» Exercise details
Locate the word "conditions" in the data below, then copy every line that holds it.

--- begin Data shown ---

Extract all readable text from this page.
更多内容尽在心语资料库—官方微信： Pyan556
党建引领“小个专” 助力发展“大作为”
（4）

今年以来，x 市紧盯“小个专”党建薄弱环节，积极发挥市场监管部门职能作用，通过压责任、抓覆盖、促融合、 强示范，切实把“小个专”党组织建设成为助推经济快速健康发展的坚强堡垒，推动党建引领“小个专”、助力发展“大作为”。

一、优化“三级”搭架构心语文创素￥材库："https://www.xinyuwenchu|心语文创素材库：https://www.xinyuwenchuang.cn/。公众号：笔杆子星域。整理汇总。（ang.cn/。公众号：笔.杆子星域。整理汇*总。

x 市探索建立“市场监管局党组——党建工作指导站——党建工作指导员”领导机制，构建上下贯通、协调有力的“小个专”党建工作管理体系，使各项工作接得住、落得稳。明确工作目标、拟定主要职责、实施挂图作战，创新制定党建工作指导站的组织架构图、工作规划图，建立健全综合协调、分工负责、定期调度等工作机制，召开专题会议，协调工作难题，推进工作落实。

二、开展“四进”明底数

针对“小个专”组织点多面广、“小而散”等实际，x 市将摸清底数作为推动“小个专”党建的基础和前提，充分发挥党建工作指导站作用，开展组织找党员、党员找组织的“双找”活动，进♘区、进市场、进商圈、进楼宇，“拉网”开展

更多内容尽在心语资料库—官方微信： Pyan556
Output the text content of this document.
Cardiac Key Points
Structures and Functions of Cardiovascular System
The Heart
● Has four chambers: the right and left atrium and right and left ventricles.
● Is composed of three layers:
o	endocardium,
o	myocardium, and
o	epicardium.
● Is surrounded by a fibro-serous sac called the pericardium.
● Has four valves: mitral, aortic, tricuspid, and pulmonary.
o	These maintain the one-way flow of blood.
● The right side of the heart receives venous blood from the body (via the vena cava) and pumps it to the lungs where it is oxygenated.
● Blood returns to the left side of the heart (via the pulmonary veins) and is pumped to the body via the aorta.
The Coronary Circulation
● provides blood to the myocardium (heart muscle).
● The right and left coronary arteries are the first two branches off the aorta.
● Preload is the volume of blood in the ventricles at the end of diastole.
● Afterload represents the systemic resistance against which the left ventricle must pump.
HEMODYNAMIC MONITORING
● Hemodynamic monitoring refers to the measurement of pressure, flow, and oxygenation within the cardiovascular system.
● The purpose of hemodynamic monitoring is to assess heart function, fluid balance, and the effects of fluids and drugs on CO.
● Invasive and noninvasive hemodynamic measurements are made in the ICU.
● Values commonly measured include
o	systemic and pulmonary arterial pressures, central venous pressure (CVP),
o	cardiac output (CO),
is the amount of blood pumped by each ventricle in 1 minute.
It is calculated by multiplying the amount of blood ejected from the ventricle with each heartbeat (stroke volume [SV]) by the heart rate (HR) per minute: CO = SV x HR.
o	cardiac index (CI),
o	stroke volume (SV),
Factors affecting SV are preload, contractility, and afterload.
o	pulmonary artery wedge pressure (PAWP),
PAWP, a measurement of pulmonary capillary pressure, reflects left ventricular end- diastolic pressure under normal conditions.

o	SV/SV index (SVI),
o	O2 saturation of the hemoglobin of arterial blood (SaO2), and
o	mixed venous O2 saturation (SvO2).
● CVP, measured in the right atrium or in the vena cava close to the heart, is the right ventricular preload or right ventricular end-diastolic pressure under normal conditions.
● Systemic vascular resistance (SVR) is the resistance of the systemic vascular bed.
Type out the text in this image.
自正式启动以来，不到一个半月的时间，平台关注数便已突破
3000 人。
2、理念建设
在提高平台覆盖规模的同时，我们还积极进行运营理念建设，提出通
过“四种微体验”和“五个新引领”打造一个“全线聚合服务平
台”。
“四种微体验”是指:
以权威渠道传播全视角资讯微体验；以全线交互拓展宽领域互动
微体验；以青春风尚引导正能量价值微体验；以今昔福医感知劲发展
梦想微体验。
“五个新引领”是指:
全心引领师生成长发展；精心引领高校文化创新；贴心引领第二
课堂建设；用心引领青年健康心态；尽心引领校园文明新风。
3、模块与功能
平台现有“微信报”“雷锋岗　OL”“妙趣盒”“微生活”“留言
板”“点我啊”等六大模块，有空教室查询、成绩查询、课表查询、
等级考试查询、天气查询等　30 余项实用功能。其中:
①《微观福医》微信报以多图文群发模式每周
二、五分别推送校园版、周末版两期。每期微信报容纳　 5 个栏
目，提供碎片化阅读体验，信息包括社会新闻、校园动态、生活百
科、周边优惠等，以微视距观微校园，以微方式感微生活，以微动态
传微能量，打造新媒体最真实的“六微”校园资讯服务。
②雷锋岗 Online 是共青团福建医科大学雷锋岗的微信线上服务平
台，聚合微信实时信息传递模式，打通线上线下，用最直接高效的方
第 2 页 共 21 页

--- end Data shown ---

» Written response
PAWP, a measurement of pulmonary capillary pressure, reflects left ventricular end- diastolic pressure under normal conditions.
● CVP, measured in the right atrium or in the vena cava close to the heart, is the right ventricular preload or right ventricular end-diastolic pressure under normal conditions.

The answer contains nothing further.